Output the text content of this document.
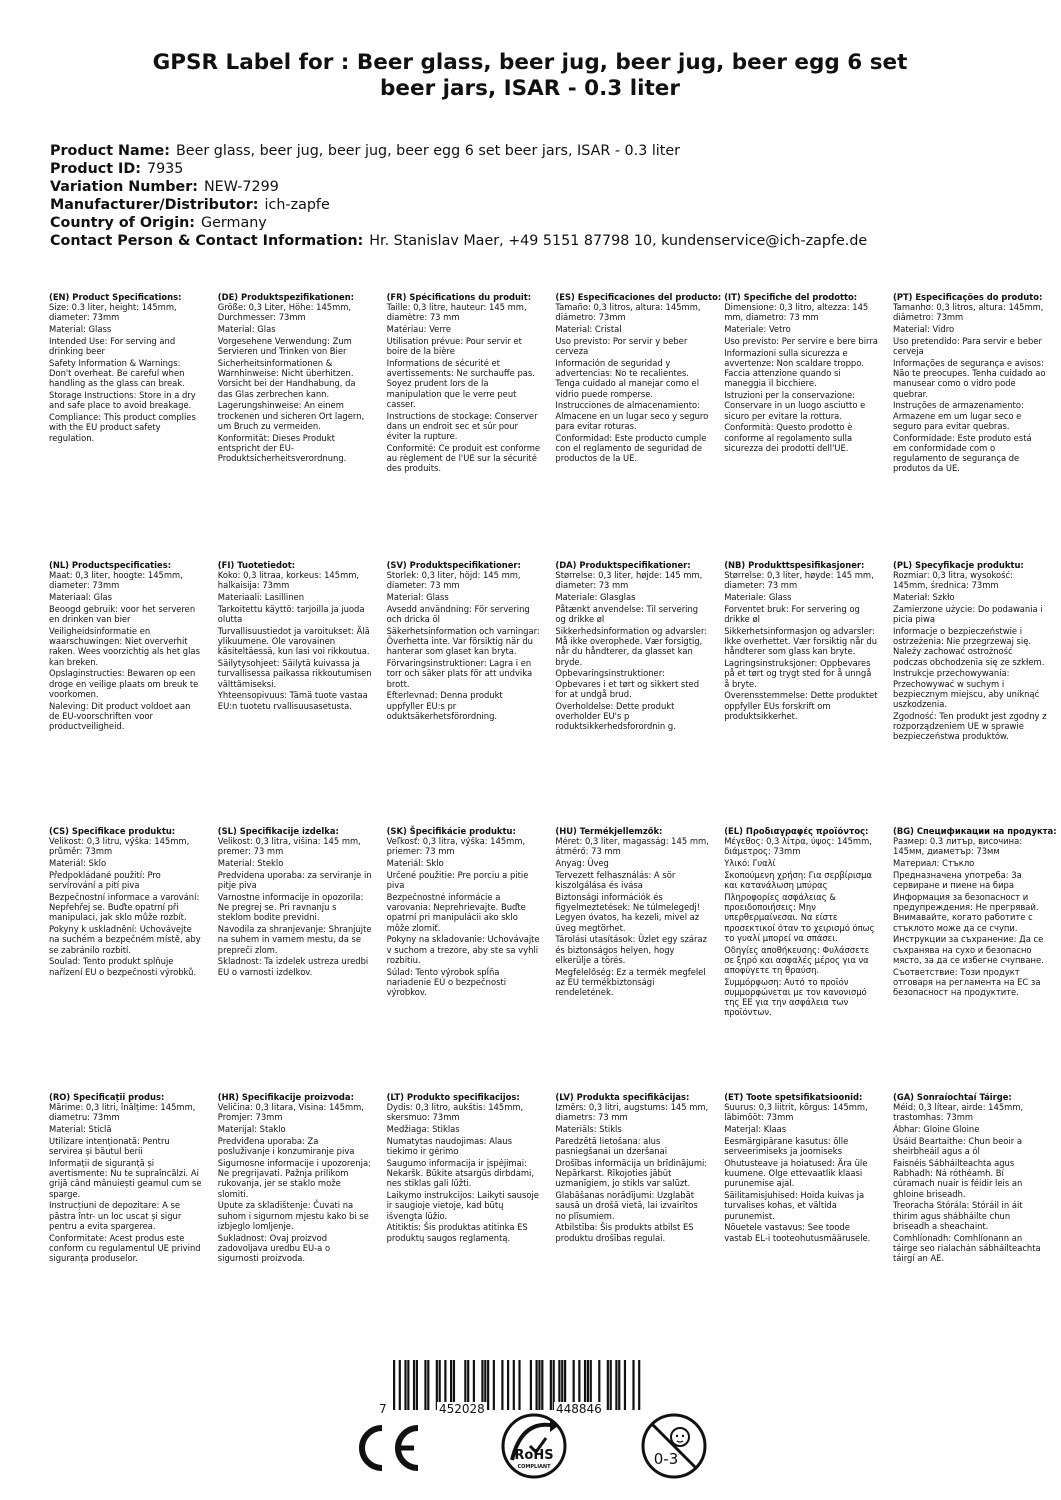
GPSR Label for : Beer glass, beer jug, beer jug, beer egg 6 set
beer jars, ISAR - 0.3 liter
Product Name: Beer glass, beer jug, beer jug, beer egg 6 set beer jars, ISAR - 0.3 liter
Product ID: 7935
Variation Number: NEW-7299
Manufacturer/Distributor: ich-zapfe
Country of Origin: Germany
Contact Person & Contact Information: Hr. Stanislav Maer, +49 5151 87798 10, kundenservice@ich-zapfe.de
(EN) Product Specifications:
Size: 0.3 liter, height: 145mm, diameter: 73mm
Material: Glass
Intended Use: For serving and drinking beer
Safety Information & Warnings: Don't overheat. Be careful when handling as the glass can break.
Storage Instructions: Store in a dry and safe place to avoid breakage.
Compliance: This product complies with the EU product safety regulation.
(DE) Produktspezifikationen:
Größe: 0,3 Liter, Höhe: 145mm, Durchmesser: 73mm
Material: Glas
Vorgesehene Verwendung: Zum Servieren und Trinken von Bier
Sicherheitsinformationen & Warnhinweise: Nicht überhitzen. Vorsicht bei der Handhabung, da das Glas zerbrechen kann.
Lagerungshinweise: An einem trockenen und sicheren Ort lagern, um Bruch zu vermeiden.
Konformität: Dieses Produkt entspricht der EU-Produktsicherheitsverordnung.
(FR) Spécifications du produit:
Taille: 0,3 litre, hauteur: 145 mm, diamètre: 73 mm
Matériau: Verre
Utilisation prévue: Pour servir et boire de la bière
Informations de sécurité et avertissements: Ne surchauffe pas. Soyez prudent lors de la manipulation que le verre peut casser.
Instructions de stockage: Conserver dans un endroit sec et sûr pour éviter la rupture.
Conformité: Ce produit est conforme au règlement de l'UE sur la sécurité des produits.
(ES) Especificaciones del producto:
Tamaño: 0,3 litros, altura: 145mm, diámetro: 73mm
Material: Cristal
Uso previsto: Por servir y beber cerveza
Información de seguridad y advertencias: No te recalientes. Tenga cuidado al manejar como el vidrio puede romperse.
Instrucciones de almacenamiento: Almacene en un lugar seco y seguro para evitar roturas.
Conformidad: Este producto cumple con el reglamento de seguridad de productos de la UE.
(IT) Specifiche del prodotto:
Dimensione: 0,3 litro, altezza: 145 mm, diametro: 73 mm
Materiale: Vetro
Uso previsto: Per servire e bere birra
Informazioni sulla sicurezza e avvertenze: Non scaldare troppo. Faccia attenzione quando si maneggia il bicchiere.
Istruzioni per la conservazione: Conservare in un luogo asciutto e sicuro per evitare la rottura.
Conformità: Questo prodotto è conforme al regolamento sulla sicurezza dei prodotti dell'UE.
(PT) Especificações do produto:
Tamanho: 0,3 litros, altura: 145mm, diâmetro: 73mm
Material: Vidro
Uso pretendido: Para servir e beber cerveja
Informações de segurança e avisos: Não te preocupes. Tenha cuidado ao manusear como o vidro pode quebrar.
Instruções de armazenamento: Armazene em um lugar seco e seguro para evitar quebras.
Conformidade: Este produto está em conformidade com o regulamento de segurança de produtos da UE.
(NL) Productspecificaties:
Maat: 0,3 liter, hoogte: 145mm, diameter: 73mm
Materiaal: Glas
Beoogd gebruik: voor het serveren en drinken van bier
Veiligheidsinformatie en waarschuwingen: Niet oververhit raken. Wees voorzichtig als het glas kan breken.
Opslaginstructies: Bewaren op een droge en veilige plaats om breuk te voorkomen.
Naleving: Dit product voldoet aan de EU-voorschriften voor productveiligheid.
(FI) Tuotetiedot:
Koko: 0,3 litraa, korkeus: 145mm, halkaisija: 73mm
Materiaali: Lasillinen
Tarkoitettu käyttö: tarjoilla ja juoda olutta
Turvallisuustiedot ja varoitukset: Älä ylikuumene. Ole varovainen käsiteltäessä, kun lasi voi rikkoutua.
Säilytysohjeet: Säilytä kuivassa ja turvallisessa paikassa rikkoutumisen välttämiseksi.
Yhteensopivuus: Tämä tuote vastaa EU:n tuotetu rvallisuusasetusta.
(SV) Produktspecifikationer:
Storlek: 0,3 liter, höjd: 145 mm, diameter: 73 mm
Material: Glass
Avsedd användning: För servering och dricka öl
Säkerhetsinformation och varningar: Överhetta inte. Var försiktig när du hanterar som glaset kan bryta.
Förvaringsinstruktioner: Lagra i en torr och säker plats för att undvika brott.
Efterlevnad: Denna produkt uppfyller EU:s pr oduktsäkerhetsförordning.
(DA) Produktspecifikationer:
Størrelse: 0,3 liter, højde: 145 mm, diameter: 73 mm
Materiale: Glasglas
Påtænkt anvendelse: Til servering og drikke øl
Sikkerhedsinformation og advarsler: Må ikke overophede. Vær forsigtig, når du håndterer, da glasset kan bryde.
Opbevaringsinstruktioner: Opbevares i et tørt og sikkert sted for at undgå brud.
Overholdelse: Dette produkt overholder EU's p roduktsikkerhedsforordnin g.
(NB) Produkttspesifikasjoner:
Størrelse: 0,3 liter, høyde: 145 mm, diameter: 73 mm
Materiale: Glass
Forventet bruk: For servering og drikke øl
Sikkerhetsinformasjon og advarsler: Ikke overhettet. Vær forsiktig når du håndterer som glass kan bryte.
Lagringsinstruksjoner: Oppbevares på et tørt og trygt sted for å unngå å bryte.
Overensstemmelse: Dette produktet oppfyller EUs forskrift om produktsikkerhet.
(PL) Specyfikacje produktu:
Rozmiar: 0,3 litra, wysokość: 145mm, średnica: 73mm
Materiał: Szkło
Zamierzone użycie: Do podawania i picia piwa
Informacje o bezpieczeństwie i ostrzeżenia: Nie przegrzewaj się. Należy zachować ostrożność podczas obchodzenia się ze szkłem.
Instrukcje przechowywania: Przechowywać w suchym i bezpiecznym miejscu, aby uniknąć uszkodzenia.
Zgodność: Ten produkt jest zgodny z rozporządzeniem UE w sprawie bezpieczeństwa produktów.
(CS) Specifikace produktu:
Velikost: 0,3 litru, výška: 145mm, průměr: 73mm
Materiál: Sklo
Předpokládané použití: Pro servírování a pití piva
Bezpečnostní informace a varování: Nepřehřej se. Buďte opatrní při manipulaci, jak sklo může rozbít.
Pokyny k uskladnění: Uchovávejte na suchém a bezpečném místě, aby se zabránilo rozbití.
Soulad: Tento produkt splňuje nařízení EU o bezpečnosti výrobků.
(SL) Specifikacije izdelka:
Velikost: 0,3 litra, višina: 145 mm, premer: 73 mm
Material: Steklo
Predvidena uporaba: za serviranje in pitje piva
Varnostne informacije in opozorila: Ne pregrej se. Pri ravnanju s steklom bodite previdni.
Navodila za shranjevanje: Shranjujte na suhem in varnem mestu, da se prepreči zlom.
Skladnost: Ta izdelek ustreza uredbi EU o varnosti izdelkov.
(SK) Špecifikácie produktu:
Veľkosť: 0,3 litra, výška: 145mm, priemer: 73 mm
Materiál: Sklo
Určené použitie: Pre porciu a pitie piva
Bezpečnostné informácie a varovania: Neprehrievajte. Buďte opatrní pri manipulácii ako sklo môže zlomiť.
Pokyny na skladovanie: Uchovávajte v suchom a trezore, aby ste sa vyhli rozbitiu.
Súlad: Tento výrobok spĺňa nariadenie EÚ o bezpečnosti výrobkov.
(HU) Termékjellemzők:
Méret: 0,3 liter, magasság: 145 mm, átmérő: 73 mm
Anyag: Üveg
Tervezett felhasználás: A sör kiszolgálása és ivása
Biztonsági információk és figyelmeztetések: Ne túlmelegedj! Legyen óvatos, ha kezeli, mivel az üveg megtörhet.
Tárolási utasítások: Üzlet egy száraz és biztonságos helyen, hogy elkerülje a törés.
Megfelelőség: Ez a termék megfelel az EU termékbiztonsági rendeletének.
(EL) Προδιαγραφές προϊόντος:
Μέγεθος: 0,3 λίτρα, ύψος: 145mm, διάμετρος: 73mm
Υλικό: Γυαλί
Σκοπούμενη χρήση: Για σερβίρισμα και κατανάλωση μπύρας
Πληροφορίες ασφάλειας & προειδοποιήσεις: Μην υπερθερμαίνεσαι. Να είστε προσεκτικοί όταν το χειρισμό όπως το γυαλί μπορεί να σπάσει.
Οδηγίες αποθήκευσης: Φυλάσσετε σε ξηρό και ασφαλές μέρος για να αποφύγετε τη θραύση.
Συμμόρφωση: Αυτό το προϊόν συμμορφώνεται με τον κανονισμό της ΕΕ για την ασφάλεια των προϊόντων.
(BG) Спецификации на продукта:
Размер: 0.3 литър, височина: 145мм, диаметър: 73мм
Материал: Стъкло
Предназначена употреба: За сервиране и пиене на бира
Информация за безопасност и предупреждения: Не прегрявай. Внимавайте, когато работите с стъклото може да се счупи.
Инструкции за съхранение: Да се съхранява на сухо и безопасно място, за да се избегне счупване.
Съответствие: Този продукт отговаря на регламента на ЕС за безопасност на продуктите.
(RO) Specificații produs:
Mărime: 0,3 litri, înălțime: 145mm, diametru: 73mm
Material: Sticlă
Utilizare intenționată: Pentru servirea și băutul berii
Informații de siguranță și avertismente: Nu te supraîncălzi. Ai grijă când mânuiești geamul cum se sparge.
Instrucțiuni de depozitare: A se păstra într- un loc uscat și sigur pentru a evita spargerea.
Conformitate: Acest produs este conform cu regulamentul UE privind siguranța produselor.
(HR) Specifikacije proizvoda:
Veličina: 0,3 litara, Visina: 145mm, Promjer: 73mm
Materijal: Staklo
Predviđena uporaba: Za posluživanje i konzumiranje piva
Sigurnosne informacije i upozorenja: Ne pregrijavati. Pažnja prilikom rukovanja, jer se staklo može slomiti.
Upute za skladištenje: Čuvati na suhom i sigurnom mjestu kako bi se izbjeglo lomljenje.
Sukladnost: Ovaj proizvod zadovoljava uredbu EU-a o sigurnosti proizvoda.
(LT) Produkto specifikacijos:
Dydis: 0,3 litro, aukštis: 145mm, skersmuo: 73mm
Medžiaga: Stiklas
Numatytas naudojimas: Alaus tiekimo ir gėrimo
Saugumo informacija ir įspėjimai: Nekaršk. Būkite atsargūs dirbdami, nes stiklas gali lūžti.
Laikymo instrukcijos: Laikyti sausoje ir saugioje vietoje, kad būtų išvengta lūžio.
Atitiktis: Šis produktas atitinka ES produktų saugos reglamentą.
(LV) Produkta specifikācijas:
Izmērs: 0,3 litri, augstums: 145 mm, diametrs: 73 mm
Materiāls: Stikls
Paredzētā lietošana: alus pasniegšanai un dzeršanai
Drošības informācija un brīdinājumi: Nepārkarst. Rīkojoties jābūt uzmanīgiem, jo stikls var salūzt.
Glabāšanas norādījumi: Uzglabāt sausā un drošā vietā, lai izvairītos no plīsumiem.
Atbilstība: Šis produkts atbilst ES produktu drošības regulai.
(ET) Toote spetsifikatsioonid:
Suurus: 0,3 liitrit, kõrgus: 145mm, läbimõõt: 73mm
Materjal: Klaas
Eesmärgipärane kasutus: õlle serveerimiseks ja joomiseks
Ohutusteave ja hoiatused: Ära üle kuumene. Olge ettevaatlik klaasi purunemise ajal.
Säilitamisjuhised: Hoida kuivas ja turvalises kohas, et vältida purunemist.
Nõuetele vastavus: See toode vastab EL-i tooteohutusmäärusele.
(GA) Sonraíochtaí Táirge:
Méid: 0,3 lítear, airde: 145mm, trastomhas: 73mm
Ábhar: Gloine Gloine
Úsáid Beartaithe: Chun beoir a sheirbheáil agus a ól
Faisnéis Sábháilteachta agus Rabhadh: Ná róthéamh. Bí cúramach nuair is féidir leis an ghloine briseadh.
Treoracha Stórála: Stóráil in áit thirim agus shábháilte chun briseadh a sheachaint.
Comhlíonadh: Comhlíonann an táirge seo rialachán sábháilteachta táirgí an AE.
7	452028	448846
RoHS
COMPLIANT	0-3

### REQUIREMENTS
In the entries above, locate every line with the word "seguro" and copy it.

### EXERCISE RESPONSE
Instrucciones de almacenamiento: Almacene en un lugar seco y seguro para evitar roturas.
Instruções de armazenamento: Armazene em um lugar seco e seguro para evitar quebras.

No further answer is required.